**DOCUMENT EXTRACT**
--- START ---

Regulations
SEBI’s Safety Net Idea is Full of Holes
More silly tinkering with IPO rules
 
Every time the capital market regulator is under pressure to explain why retail investors shun the market, it fishes out the absurd idea of a ‘safety net’ for equity investors. Each time, the safety net has a new name. This time, The Economic Times tells us that its primary market advisory committee (PMAC) will discuss the idea of allowing investors to buy optionally fully convertible debentures (OFCDs) instead of plain vanilla equity. 
 
SEBI (Securities & Exchange Board of India), which celebrated 25 years of its existence with much fanfare in 2014, still does not seem to understand that equity, by its very nature, has to carry a price risk and cannot be converted into a debt-like instrument. Will OFCDs really work? The newspaper reports that OFCDs will have an 18-month tenure and carry bank interest rate (taxable); the money will be kept in an escrow account to meet redemption requirements should they arise. It is not clear if the conversion to equity will be in six months or at the end of 18 months. 
 
If the conversion to equity has to be in six months, who is to say that truly unscrupulous management will not keep the price high for that period? Many companies have managed to do it for significantly longer periods. A recent example would be Helios & Matheson, whose stock price continued to remain high even when it wasn’t able to pay salaries or interest on fixed deposits.

--- END ---

**EXCERPTED RECORDS**
--- START ---

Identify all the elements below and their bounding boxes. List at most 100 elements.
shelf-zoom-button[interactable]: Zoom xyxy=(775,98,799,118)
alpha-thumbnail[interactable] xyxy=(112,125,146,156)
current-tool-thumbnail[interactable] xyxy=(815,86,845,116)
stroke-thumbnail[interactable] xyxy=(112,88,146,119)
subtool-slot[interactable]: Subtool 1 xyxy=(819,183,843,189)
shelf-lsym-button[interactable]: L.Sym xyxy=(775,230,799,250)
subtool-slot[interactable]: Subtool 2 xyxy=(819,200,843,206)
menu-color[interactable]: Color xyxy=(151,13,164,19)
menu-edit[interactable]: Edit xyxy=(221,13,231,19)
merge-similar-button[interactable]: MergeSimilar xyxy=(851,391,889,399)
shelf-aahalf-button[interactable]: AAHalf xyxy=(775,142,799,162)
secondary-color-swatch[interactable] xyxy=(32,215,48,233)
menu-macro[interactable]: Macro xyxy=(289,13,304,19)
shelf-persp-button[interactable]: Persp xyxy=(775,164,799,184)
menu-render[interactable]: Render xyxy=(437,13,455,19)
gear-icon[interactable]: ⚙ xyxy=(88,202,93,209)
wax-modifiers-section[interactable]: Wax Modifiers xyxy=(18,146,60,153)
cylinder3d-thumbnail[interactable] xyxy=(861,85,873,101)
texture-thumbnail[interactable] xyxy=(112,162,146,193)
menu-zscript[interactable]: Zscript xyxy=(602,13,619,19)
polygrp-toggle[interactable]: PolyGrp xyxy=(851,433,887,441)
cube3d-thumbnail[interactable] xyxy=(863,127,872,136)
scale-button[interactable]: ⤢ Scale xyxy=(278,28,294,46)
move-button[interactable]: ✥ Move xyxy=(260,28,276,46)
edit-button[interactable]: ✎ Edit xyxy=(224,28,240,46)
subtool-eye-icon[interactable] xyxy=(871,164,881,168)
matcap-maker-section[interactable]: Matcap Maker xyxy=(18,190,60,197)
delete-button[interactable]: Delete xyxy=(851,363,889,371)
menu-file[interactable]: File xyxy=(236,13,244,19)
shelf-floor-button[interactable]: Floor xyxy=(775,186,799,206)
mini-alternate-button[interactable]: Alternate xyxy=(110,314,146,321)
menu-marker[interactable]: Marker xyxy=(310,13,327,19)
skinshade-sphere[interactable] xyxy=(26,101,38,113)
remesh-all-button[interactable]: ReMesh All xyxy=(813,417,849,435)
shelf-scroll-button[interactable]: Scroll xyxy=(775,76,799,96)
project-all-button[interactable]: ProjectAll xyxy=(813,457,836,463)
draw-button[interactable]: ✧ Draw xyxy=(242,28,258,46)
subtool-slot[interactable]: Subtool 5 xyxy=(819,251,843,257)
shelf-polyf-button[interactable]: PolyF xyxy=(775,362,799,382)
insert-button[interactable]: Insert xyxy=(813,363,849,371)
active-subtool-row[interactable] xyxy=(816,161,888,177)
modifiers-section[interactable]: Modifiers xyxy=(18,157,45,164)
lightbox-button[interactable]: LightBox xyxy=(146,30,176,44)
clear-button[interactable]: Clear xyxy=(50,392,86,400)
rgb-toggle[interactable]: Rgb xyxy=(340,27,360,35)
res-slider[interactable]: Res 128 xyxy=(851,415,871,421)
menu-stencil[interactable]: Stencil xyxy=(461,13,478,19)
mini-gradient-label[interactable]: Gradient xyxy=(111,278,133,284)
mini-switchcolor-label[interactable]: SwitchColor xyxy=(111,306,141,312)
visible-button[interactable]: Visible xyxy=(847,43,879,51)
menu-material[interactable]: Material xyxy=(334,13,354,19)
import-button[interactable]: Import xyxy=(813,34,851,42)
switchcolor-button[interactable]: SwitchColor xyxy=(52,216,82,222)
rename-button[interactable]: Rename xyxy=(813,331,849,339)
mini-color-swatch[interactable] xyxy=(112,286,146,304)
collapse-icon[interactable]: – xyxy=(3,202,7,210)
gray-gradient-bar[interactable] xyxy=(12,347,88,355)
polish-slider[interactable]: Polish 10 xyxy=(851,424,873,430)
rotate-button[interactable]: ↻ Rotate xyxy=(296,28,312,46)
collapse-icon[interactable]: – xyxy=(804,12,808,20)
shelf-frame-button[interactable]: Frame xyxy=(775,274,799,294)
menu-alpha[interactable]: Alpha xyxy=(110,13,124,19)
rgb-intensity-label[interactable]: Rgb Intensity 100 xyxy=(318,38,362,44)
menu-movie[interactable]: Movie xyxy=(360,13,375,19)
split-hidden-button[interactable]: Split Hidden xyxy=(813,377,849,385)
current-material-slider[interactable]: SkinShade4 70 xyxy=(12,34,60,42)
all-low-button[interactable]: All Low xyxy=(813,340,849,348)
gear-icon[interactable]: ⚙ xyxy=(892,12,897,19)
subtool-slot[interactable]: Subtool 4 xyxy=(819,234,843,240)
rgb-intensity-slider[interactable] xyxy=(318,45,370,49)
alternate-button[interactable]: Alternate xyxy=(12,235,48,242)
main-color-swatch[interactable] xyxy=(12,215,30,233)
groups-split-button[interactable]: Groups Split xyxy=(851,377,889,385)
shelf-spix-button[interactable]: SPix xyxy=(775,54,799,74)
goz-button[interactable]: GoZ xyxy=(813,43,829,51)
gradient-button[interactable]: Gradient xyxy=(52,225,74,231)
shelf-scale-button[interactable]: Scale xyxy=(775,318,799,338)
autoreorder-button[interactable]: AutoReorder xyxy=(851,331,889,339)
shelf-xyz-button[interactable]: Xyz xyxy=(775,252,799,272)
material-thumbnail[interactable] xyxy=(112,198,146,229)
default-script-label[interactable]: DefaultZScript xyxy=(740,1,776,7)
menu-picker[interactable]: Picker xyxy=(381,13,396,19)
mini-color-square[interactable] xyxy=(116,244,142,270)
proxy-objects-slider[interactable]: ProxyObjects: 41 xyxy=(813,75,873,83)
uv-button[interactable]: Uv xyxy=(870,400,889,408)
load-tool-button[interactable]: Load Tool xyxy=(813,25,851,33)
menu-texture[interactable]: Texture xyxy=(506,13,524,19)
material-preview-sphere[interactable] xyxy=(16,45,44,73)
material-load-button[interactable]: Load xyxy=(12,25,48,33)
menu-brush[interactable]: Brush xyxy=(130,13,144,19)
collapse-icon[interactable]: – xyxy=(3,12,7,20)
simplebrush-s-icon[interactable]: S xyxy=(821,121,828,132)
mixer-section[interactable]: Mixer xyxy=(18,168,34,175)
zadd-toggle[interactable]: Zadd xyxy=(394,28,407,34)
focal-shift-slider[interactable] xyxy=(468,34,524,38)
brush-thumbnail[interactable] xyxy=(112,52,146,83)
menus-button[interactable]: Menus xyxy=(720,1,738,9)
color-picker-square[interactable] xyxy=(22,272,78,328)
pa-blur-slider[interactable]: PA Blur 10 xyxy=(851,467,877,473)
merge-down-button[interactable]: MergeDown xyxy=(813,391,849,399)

--- END ---

**TASKS FOR THIS EXERCISE**
a) Summarize the article on SEBI's safety net idea in two sentences.
b) Echo the passage of the SEBI article from "Regulations" up to and including "plain vanilla equity.".
The items have nothing to do with the article on SEBI's safety net idea.

**RESPONSES FOR EACH TASK**
a) Under pressure to explain why retail investors shun the market, SEBI has again raised the idea of a safety net for equity investors: its primary market advisory committee will discuss letting investors buy optionally fully convertible debentures instead of plain vanilla equity. The article holds that equity by its nature carries price risk and cannot be turned into a debt-like instrument, and it questions whether unscrupulous management might keep a stock's price high until conversion, citing Helios & Matheson as an example.

b)
Regulations
SEBI’s Safety Net Idea is Full of Holes
More silly tinkering with IPO rules
 
Every time the capital market regulator is under pressure to explain why retail investors shun the market, it fishes out the absurd idea of a ‘safety net’ for equity investors. Each time, the safety net has a new name. This time, The Economic Times tells us that its primary market advisory committee (PMAC) will discuss the idea of allowing investors to buy optionally fully convertible debentures (OFCDs) instead of plain vanilla equity.